▶ [EXERCISES TO COMPLETE]:
1. Summarize the X-ray scattering methods passage in two sentences.
2. Answer these questions from the X-ray scattering methods passage:
(a) What was the wavelength of the monochromatic beam?
(b) Which detector collected the 2D scattering patterns?
(c) What was used to fit the SAXS data?
3. Pick up the X-ray scattering methods passage after its final sentence and extend it.

X-ray scattering experiments were conducted using a SAXSLab Ganesha system at the South Carolina SAXS Collaborative. A Xenocs GeniX3D microfocus source was used with a Cu target to generate a monochromatic beam with 0.154 nm wavelength. The instrument was calibrated using National Institute of Standards and Technology (NIST) reference material, 640c silicon powder with the peak position at 2θ = 28.44° where 2θ is the total scattering angle. A Pilatus 300 K detector (Dectris) was used to collect the two-dimensional (2D) scattering patterns with the incident beam normal to the planar sample surface. 2D images were azimuthally integrated into one-dimensional (1D) data of intensity (I) versus q (momentum transfer). All data were acquired after one hour of measurement with an X-ray flux of ∼4.1 M photons per s incident upon the sample. SAXS data were fit using custom MATLAB software.

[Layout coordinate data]
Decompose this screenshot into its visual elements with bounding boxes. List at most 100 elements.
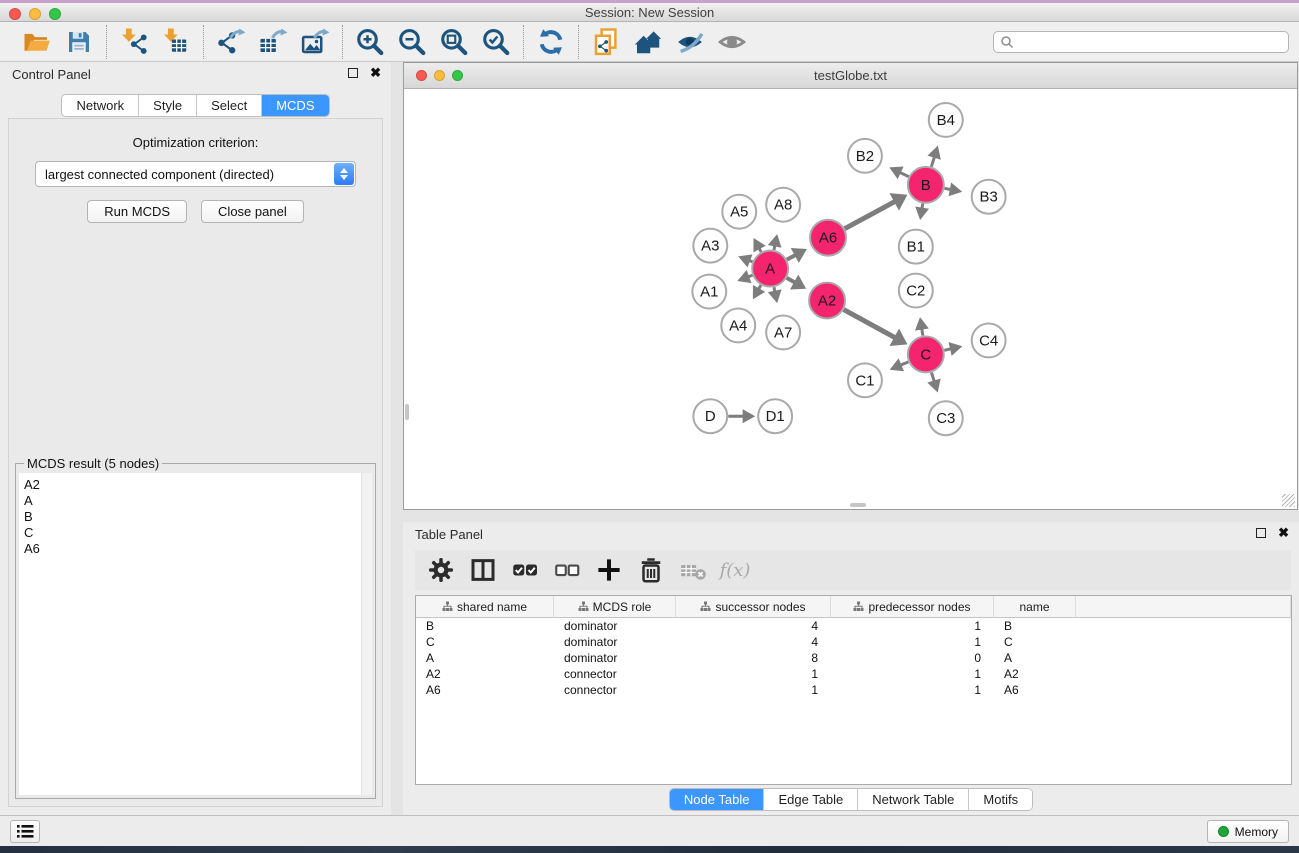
add-column-icon[interactable] bbox=[593, 555, 625, 585]
column-header-predecessor-nodes[interactable]: predecessor nodes bbox=[831, 596, 994, 618]
tab-style[interactable]: Style bbox=[138, 95, 196, 116]
search-box[interactable] bbox=[993, 31, 1289, 53]
table-cell[interactable]: A2 bbox=[994, 666, 1076, 682]
close-table-panel-icon[interactable]: ✖ bbox=[1278, 528, 1289, 538]
table-cell[interactable]: 1 bbox=[676, 682, 831, 698]
duplicate-network-icon[interactable] bbox=[588, 25, 624, 59]
node-label-A8: A8 bbox=[774, 197, 792, 214]
save-session-icon[interactable] bbox=[61, 25, 97, 59]
edge-arrowhead bbox=[743, 409, 756, 423]
table-cell[interactable]: A6 bbox=[416, 682, 554, 698]
memory-button[interactable]: Memory bbox=[1207, 820, 1289, 843]
edge-A6-B[interactable] bbox=[845, 201, 896, 229]
open-file-icon[interactable] bbox=[19, 25, 55, 59]
table-cell[interactable]: dominator bbox=[554, 650, 676, 666]
table-tab-node-table[interactable]: Node Table bbox=[670, 789, 764, 810]
home-icon[interactable] bbox=[630, 25, 666, 59]
table-tabs: Node TableEdge TableNetwork TableMotifs bbox=[403, 788, 1299, 811]
tab-network[interactable]: Network bbox=[62, 95, 138, 116]
mcds-result-title: MCDS result (5 nodes) bbox=[24, 456, 162, 471]
unselect-all-icon[interactable] bbox=[551, 555, 583, 585]
column-header-shared-name[interactable]: shared name bbox=[416, 596, 554, 618]
node-label-C: C bbox=[920, 346, 931, 363]
mcds-result-item[interactable]: C bbox=[19, 525, 372, 541]
zoom-selected-icon[interactable] bbox=[478, 25, 514, 59]
result-scrollbar[interactable] bbox=[361, 473, 372, 795]
node-table[interactable]: shared nameMCDS rolesuccessor nodesprede… bbox=[415, 595, 1292, 785]
network-canvas[interactable]: B4B2BB3A8A5A6A3B1AC2A1A2A4A7C4CC1C3DD1 bbox=[405, 89, 1296, 509]
column-view-icon[interactable] bbox=[467, 555, 499, 585]
column-header-name[interactable]: name bbox=[994, 596, 1076, 618]
export-image-icon[interactable] bbox=[297, 25, 333, 59]
mcds-result-item[interactable]: A2 bbox=[19, 473, 372, 493]
table-cell[interactable]: 1 bbox=[831, 634, 994, 650]
tab-mcds[interactable]: MCDS bbox=[261, 95, 328, 116]
network-vertical-scrollbar[interactable] bbox=[405, 404, 409, 420]
export-network-icon[interactable] bbox=[213, 25, 249, 59]
table-tab-network-table[interactable]: Network Table bbox=[857, 789, 968, 810]
table-cell[interactable]: dominator bbox=[554, 618, 676, 634]
mcds-result-list[interactable]: A2ABCA6 bbox=[19, 473, 372, 795]
table-cell[interactable]: 4 bbox=[676, 618, 831, 634]
table-cell[interactable]: B bbox=[416, 618, 554, 634]
close-panel-icon[interactable]: ✖ bbox=[370, 68, 381, 78]
table-cell[interactable]: C bbox=[416, 634, 554, 650]
table-cell[interactable]: connector bbox=[554, 682, 676, 698]
column-header-successor-nodes[interactable]: successor nodes bbox=[676, 596, 831, 618]
network-horizontal-scrollbar[interactable] bbox=[850, 503, 866, 507]
table-cell[interactable]: A bbox=[416, 650, 554, 666]
function-builder-icon: f(x) bbox=[719, 555, 751, 585]
import-table-icon[interactable] bbox=[158, 25, 194, 59]
table-cell[interactable]: A6 bbox=[994, 682, 1076, 698]
close-panel-button[interactable]: Close panel bbox=[201, 200, 304, 223]
table-cell[interactable]: A2 bbox=[416, 666, 554, 682]
table-cell[interactable]: 8 bbox=[676, 650, 831, 666]
task-list-icon bbox=[17, 824, 34, 839]
attribute-type-icon bbox=[442, 601, 453, 612]
table-tab-group: Node TableEdge TableNetwork TableMotifs bbox=[669, 788, 1033, 811]
mcds-result-item[interactable]: A bbox=[19, 493, 372, 509]
table-cell[interactable]: C bbox=[994, 634, 1076, 650]
attribute-type-icon bbox=[700, 601, 711, 612]
table-cell[interactable]: 1 bbox=[831, 682, 994, 698]
memory-label: Memory bbox=[1235, 825, 1278, 839]
table-cell[interactable]: connector bbox=[554, 666, 676, 682]
float-panel-icon[interactable] bbox=[348, 68, 358, 78]
refresh-icon[interactable] bbox=[533, 25, 569, 59]
zoom-in-icon[interactable] bbox=[352, 25, 388, 59]
table-settings-icon[interactable] bbox=[425, 555, 457, 585]
float-table-panel-icon[interactable] bbox=[1256, 528, 1266, 538]
run-mcds-button[interactable]: Run MCDS bbox=[87, 200, 187, 223]
hide-visual-properties-icon[interactable] bbox=[672, 25, 708, 59]
search-input[interactable] bbox=[1018, 35, 1282, 49]
table-cell[interactable]: dominator bbox=[554, 634, 676, 650]
show-graphics-details-icon[interactable] bbox=[714, 25, 750, 59]
table-cell[interactable]: 4 bbox=[676, 634, 831, 650]
select-all-icon[interactable] bbox=[509, 555, 541, 585]
table-cell[interactable]: 1 bbox=[676, 666, 831, 682]
zoom-fit-icon[interactable] bbox=[436, 25, 472, 59]
column-header-MCDS-role[interactable]: MCDS role bbox=[554, 596, 676, 618]
window-resize-grip[interactable] bbox=[1282, 494, 1295, 507]
table-cell[interactable]: 0 bbox=[831, 650, 994, 666]
optimization-criterion-select[interactable]: largest connected component (directed) bbox=[35, 161, 356, 187]
main-toolbar-groups bbox=[10, 25, 759, 59]
delete-columns-icon[interactable] bbox=[635, 555, 667, 585]
table-tab-edge-table[interactable]: Edge Table bbox=[763, 789, 857, 810]
table-cell[interactable]: 1 bbox=[831, 618, 994, 634]
zoom-out-icon[interactable] bbox=[394, 25, 430, 59]
network-window-titlebar[interactable]: testGlobe.txt bbox=[404, 63, 1297, 89]
table-tab-motifs[interactable]: Motifs bbox=[968, 789, 1032, 810]
table-cell[interactable]: 1 bbox=[831, 666, 994, 682]
task-history-button[interactable] bbox=[10, 820, 40, 843]
import-network-icon[interactable] bbox=[116, 25, 152, 59]
node-label-C1: C1 bbox=[855, 372, 874, 389]
export-table-icon[interactable] bbox=[255, 25, 291, 59]
edge-A2-C[interactable] bbox=[844, 310, 896, 339]
table-cell[interactable]: B bbox=[994, 618, 1076, 634]
tab-select[interactable]: Select bbox=[196, 95, 261, 116]
edge-arrowhead bbox=[927, 378, 940, 392]
table-cell[interactable]: A bbox=[994, 650, 1076, 666]
mcds-result-item[interactable]: A6 bbox=[19, 541, 372, 557]
mcds-result-item[interactable]: B bbox=[19, 509, 372, 525]
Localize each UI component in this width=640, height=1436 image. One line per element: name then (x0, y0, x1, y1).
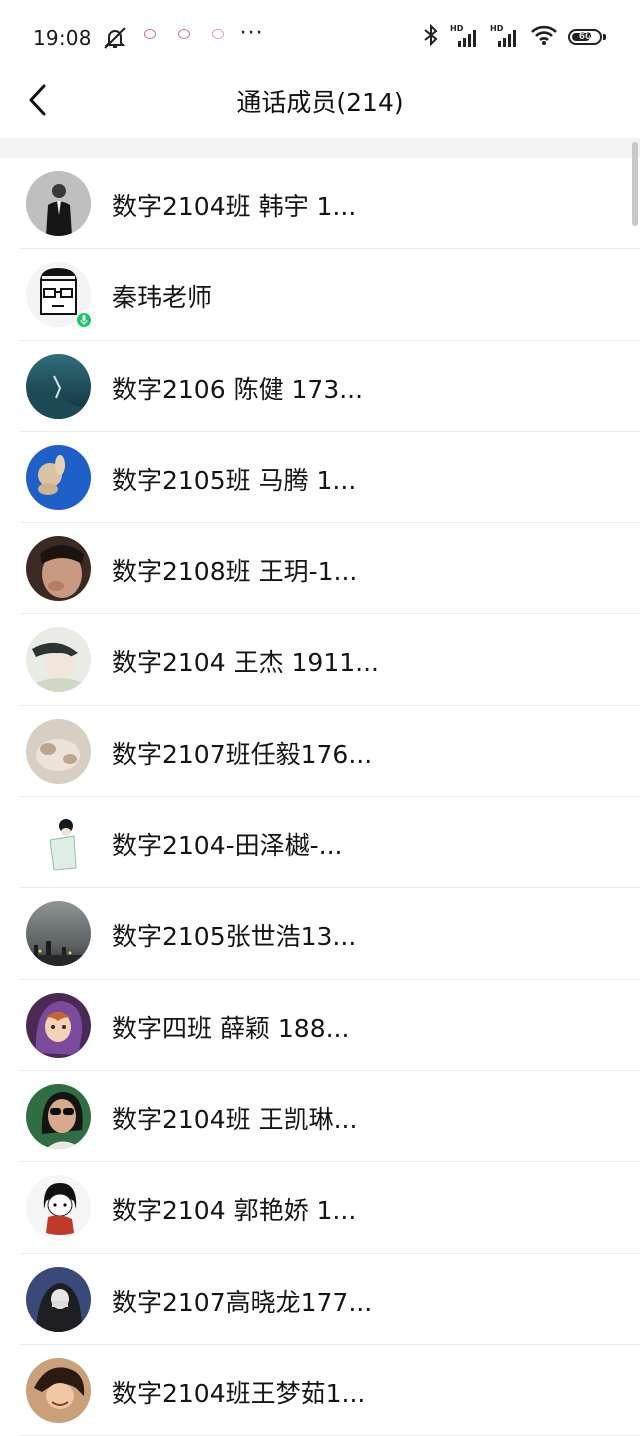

▶ [RESPONSES IN ORDER]:
1. X-ray scattering experiments were carried out on a SAXSLab Ganesha system at the South Carolina SAXS Collaborative, using a Xenocs GeniX3D microfocus source with a Cu target to produce a 0.154 nm monochromatic beam, and the instrument was calibrated with NIST 640c silicon powder. A Pilatus 300 K detector collected 2D scattering patterns that were azimuthally integrated into 1D intensity-versus-q data, acquired after one hour of measurement at about 4.1 M photons per s and fit with custom MATLAB software.

2.
(a) 0.154 nm
(b) A Pilatus 300 K detector (Dectris)
(c) Custom MATLAB software

3.
Field emission scanning electron microscopy (FE-SEM)

After PLA etching, the samples were mounted on brass shims using carbon adhesive (Electron Microscopy Sciences) and imaged normal to the planar film surface. Samples were sputter coated with gold–palladium alloy using a Denton Desk II Sputter Coater with global rotation and tilt to avoid sample charging. Images were acquired using an acceleration voltage of 5 keV with an in-lens secondary electron detector. The working distance was fixed at 3.00 mm or less for the acquisition of the images.

Results and discussion

A prototypical PS-b-PLA with a lamellar (LAM) morphology was used for development of etch conditions applied towards mm-thick films. The polymer was synthesized using sequential polymerization reactions from an initiator with both alkyl halide and alcohol functionalities. ARGET-ATRP³⁹ was used to grow PS from the alkyl halide of the initiator. Subsequently, ROP^38,40 was used to grow PLA from the alcohol group of the initiator. The PS-b-PLA had a molar mass of 41.6 kg mol⁻¹ and contained 66 vol% of PLA with a molar mass dispersity (Đ) of 1.16 (Table 1).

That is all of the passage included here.